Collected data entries
-=-=-

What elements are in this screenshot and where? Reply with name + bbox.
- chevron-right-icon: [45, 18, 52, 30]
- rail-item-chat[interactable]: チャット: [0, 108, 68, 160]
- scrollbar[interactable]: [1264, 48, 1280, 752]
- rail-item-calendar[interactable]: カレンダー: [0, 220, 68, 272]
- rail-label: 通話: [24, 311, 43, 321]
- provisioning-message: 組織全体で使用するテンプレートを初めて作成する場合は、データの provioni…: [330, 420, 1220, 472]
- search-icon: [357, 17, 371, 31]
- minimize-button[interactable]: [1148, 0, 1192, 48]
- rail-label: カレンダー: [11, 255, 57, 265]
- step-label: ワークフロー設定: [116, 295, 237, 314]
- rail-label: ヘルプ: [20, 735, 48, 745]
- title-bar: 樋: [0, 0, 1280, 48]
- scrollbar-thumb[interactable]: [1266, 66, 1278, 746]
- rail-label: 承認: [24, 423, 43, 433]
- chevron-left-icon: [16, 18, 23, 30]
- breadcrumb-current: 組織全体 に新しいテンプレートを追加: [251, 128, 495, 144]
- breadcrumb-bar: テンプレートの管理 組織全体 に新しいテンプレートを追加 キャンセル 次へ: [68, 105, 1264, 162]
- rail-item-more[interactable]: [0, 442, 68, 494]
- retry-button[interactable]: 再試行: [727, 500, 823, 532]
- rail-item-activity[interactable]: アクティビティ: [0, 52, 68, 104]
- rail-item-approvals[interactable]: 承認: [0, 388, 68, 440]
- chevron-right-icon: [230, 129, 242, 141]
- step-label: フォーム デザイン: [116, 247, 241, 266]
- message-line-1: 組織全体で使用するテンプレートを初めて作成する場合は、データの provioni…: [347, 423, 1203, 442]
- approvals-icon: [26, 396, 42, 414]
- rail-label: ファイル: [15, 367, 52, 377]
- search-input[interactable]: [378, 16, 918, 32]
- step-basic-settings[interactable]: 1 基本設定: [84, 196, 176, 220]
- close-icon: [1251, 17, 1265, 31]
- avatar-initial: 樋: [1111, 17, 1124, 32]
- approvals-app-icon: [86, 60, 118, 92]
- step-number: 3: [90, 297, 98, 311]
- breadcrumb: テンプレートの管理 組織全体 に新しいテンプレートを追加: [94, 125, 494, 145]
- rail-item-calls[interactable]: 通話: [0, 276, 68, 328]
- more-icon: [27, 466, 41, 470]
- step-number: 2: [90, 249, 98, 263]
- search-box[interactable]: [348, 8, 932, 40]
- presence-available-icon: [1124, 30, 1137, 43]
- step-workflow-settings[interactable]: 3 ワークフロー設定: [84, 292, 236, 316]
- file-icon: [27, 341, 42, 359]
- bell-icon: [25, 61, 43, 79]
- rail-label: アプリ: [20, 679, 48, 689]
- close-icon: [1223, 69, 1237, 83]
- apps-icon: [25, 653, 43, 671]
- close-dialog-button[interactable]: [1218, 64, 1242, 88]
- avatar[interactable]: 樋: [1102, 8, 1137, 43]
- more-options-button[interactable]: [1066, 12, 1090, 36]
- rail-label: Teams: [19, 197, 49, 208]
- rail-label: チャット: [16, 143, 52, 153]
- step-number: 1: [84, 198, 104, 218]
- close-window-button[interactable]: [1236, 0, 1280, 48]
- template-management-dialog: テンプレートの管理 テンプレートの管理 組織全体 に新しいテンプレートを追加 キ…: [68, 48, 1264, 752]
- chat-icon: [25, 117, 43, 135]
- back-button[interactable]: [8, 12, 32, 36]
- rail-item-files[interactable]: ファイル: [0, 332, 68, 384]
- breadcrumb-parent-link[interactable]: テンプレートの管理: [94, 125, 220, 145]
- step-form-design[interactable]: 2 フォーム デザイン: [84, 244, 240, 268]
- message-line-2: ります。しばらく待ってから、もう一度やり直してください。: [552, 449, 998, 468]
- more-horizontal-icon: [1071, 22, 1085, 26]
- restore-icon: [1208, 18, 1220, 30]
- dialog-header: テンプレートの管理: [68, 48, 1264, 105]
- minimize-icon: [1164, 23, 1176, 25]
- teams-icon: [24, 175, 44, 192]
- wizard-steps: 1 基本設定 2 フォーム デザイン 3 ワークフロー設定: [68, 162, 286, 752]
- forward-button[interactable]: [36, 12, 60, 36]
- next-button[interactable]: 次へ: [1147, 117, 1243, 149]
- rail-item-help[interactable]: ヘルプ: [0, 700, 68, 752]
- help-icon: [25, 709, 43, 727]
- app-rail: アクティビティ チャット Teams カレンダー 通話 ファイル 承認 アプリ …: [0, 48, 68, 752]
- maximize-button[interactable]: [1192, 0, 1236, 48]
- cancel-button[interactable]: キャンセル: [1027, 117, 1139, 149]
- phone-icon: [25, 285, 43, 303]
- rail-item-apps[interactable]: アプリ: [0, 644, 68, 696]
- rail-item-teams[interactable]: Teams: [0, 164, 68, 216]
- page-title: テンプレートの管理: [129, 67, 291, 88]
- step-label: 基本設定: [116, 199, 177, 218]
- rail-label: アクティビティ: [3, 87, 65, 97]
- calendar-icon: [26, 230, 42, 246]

-=-=-

WRITTEN EXERCISE
Copy the lines above word for word, every one of them.

IN RESPONSE
What elements are in this screenshot and where? Reply with name + bbox.
- chevron-right-icon: [45, 18, 52, 30]
- rail-item-chat[interactable]: チャット: [0, 108, 68, 160]
- scrollbar[interactable]: [1264, 48, 1280, 752]
- rail-item-calendar[interactable]: カレンダー: [0, 220, 68, 272]
- rail-label: 通話: [24, 311, 43, 321]
- provisioning-message: 組織全体で使用するテンプレートを初めて作成する場合は、データの provioni…: [330, 420, 1220, 472]
- search-icon: [357, 17, 371, 31]
- minimize-button[interactable]: [1148, 0, 1192, 48]
- rail-label: カレンダー: [11, 255, 57, 265]
- step-label: ワークフロー設定: [116, 295, 237, 314]
- rail-label: ヘルプ: [20, 735, 48, 745]
- title-bar: 樋: [0, 0, 1280, 48]
- scrollbar-thumb[interactable]: [1266, 66, 1278, 746]
- rail-label: 承認: [24, 423, 43, 433]
- chevron-left-icon: [16, 18, 23, 30]
- breadcrumb-current: 組織全体 に新しいテンプレートを追加: [251, 128, 495, 144]
- breadcrumb-bar: テンプレートの管理 組織全体 に新しいテンプレートを追加 キャンセル 次へ: [68, 105, 1264, 162]
- rail-item-more[interactable]: [0, 442, 68, 494]
- retry-button[interactable]: 再試行: [727, 500, 823, 532]
- rail-item-activity[interactable]: アクティビティ: [0, 52, 68, 104]
- rail-item-approvals[interactable]: 承認: [0, 388, 68, 440]
- chevron-right-icon: [230, 129, 242, 141]
- step-label: フォーム デザイン: [116, 247, 241, 266]
- message-line-1: 組織全体で使用するテンプレートを初めて作成する場合は、データの provioni…: [347, 423, 1203, 442]
- approvals-icon: [26, 396, 42, 414]
- rail-label: ファイル: [15, 367, 52, 377]
- search-input[interactable]: [378, 16, 918, 32]
- step-basic-settings[interactable]: 1 基本設定: [84, 196, 176, 220]
- close-icon: [1251, 17, 1265, 31]
- avatar-initial: 樋: [1111, 17, 1124, 32]
- approvals-app-icon: [86, 60, 118, 92]
- step-number: 3: [90, 297, 98, 311]
- breadcrumb: テンプレートの管理 組織全体 に新しいテンプレートを追加: [94, 125, 494, 145]
- rail-item-calls[interactable]: 通話: [0, 276, 68, 328]
- more-icon: [27, 466, 41, 470]
- step-number: 2: [90, 249, 98, 263]
- search-box[interactable]: [348, 8, 932, 40]
- presence-available-icon: [1124, 30, 1137, 43]
- step-workflow-settings[interactable]: 3 ワークフロー設定: [84, 292, 236, 316]
- file-icon: [27, 341, 42, 359]
- bell-icon: [25, 61, 43, 79]
- rail-label: アプリ: [20, 679, 48, 689]
- close-icon: [1223, 69, 1237, 83]
- apps-icon: [25, 653, 43, 671]
- close-dialog-button[interactable]: [1218, 64, 1242, 88]
- avatar[interactable]: 樋: [1102, 8, 1137, 43]
- more-options-button[interactable]: [1066, 12, 1090, 36]
- rail-label: Teams: [19, 197, 49, 208]
- rail-label: チャット: [16, 143, 52, 153]
- step-number: 1: [84, 198, 104, 218]
- close-window-button[interactable]: [1236, 0, 1280, 48]
- template-management-dialog: テンプレートの管理 テンプレートの管理 組織全体 に新しいテンプレートを追加 キ…: [68, 48, 1264, 752]
- chat-icon: [25, 117, 43, 135]
- back-button[interactable]: [8, 12, 32, 36]
- rail-item-files[interactable]: ファイル: [0, 332, 68, 384]
- breadcrumb-parent-link[interactable]: テンプレートの管理: [94, 125, 220, 145]
- step-form-design[interactable]: 2 フォーム デザイン: [84, 244, 240, 268]
- message-line-2: ります。しばらく待ってから、もう一度やり直してください。: [552, 449, 998, 468]
- more-horizontal-icon: [1071, 22, 1085, 26]
- restore-icon: [1208, 18, 1220, 30]
- dialog-header: テンプレートの管理: [68, 48, 1264, 105]
- minimize-icon: [1164, 23, 1176, 25]
- teams-icon: [24, 175, 44, 192]
- wizard-steps: 1 基本設定 2 フォーム デザイン 3 ワークフロー設定: [68, 162, 286, 752]
- forward-button[interactable]: [36, 12, 60, 36]
- next-button[interactable]: 次へ: [1147, 117, 1243, 149]
- rail-item-help[interactable]: ヘルプ: [0, 700, 68, 752]
- help-icon: [25, 709, 43, 727]
- app-rail: アクティビティ チャット Teams カレンダー 通話 ファイル 承認 アプリ …: [0, 48, 68, 752]
- maximize-button[interactable]: [1192, 0, 1236, 48]
- cancel-button[interactable]: キャンセル: [1027, 117, 1139, 149]
- phone-icon: [25, 285, 43, 303]
- rail-item-apps[interactable]: アプリ: [0, 644, 68, 696]
- rail-item-teams[interactable]: Teams: [0, 164, 68, 216]
- page-title: テンプレートの管理: [129, 67, 291, 88]
- step-label: 基本設定: [116, 199, 177, 218]
- rail-label: アクティビティ: [3, 87, 65, 97]
- calendar-icon: [26, 230, 42, 246]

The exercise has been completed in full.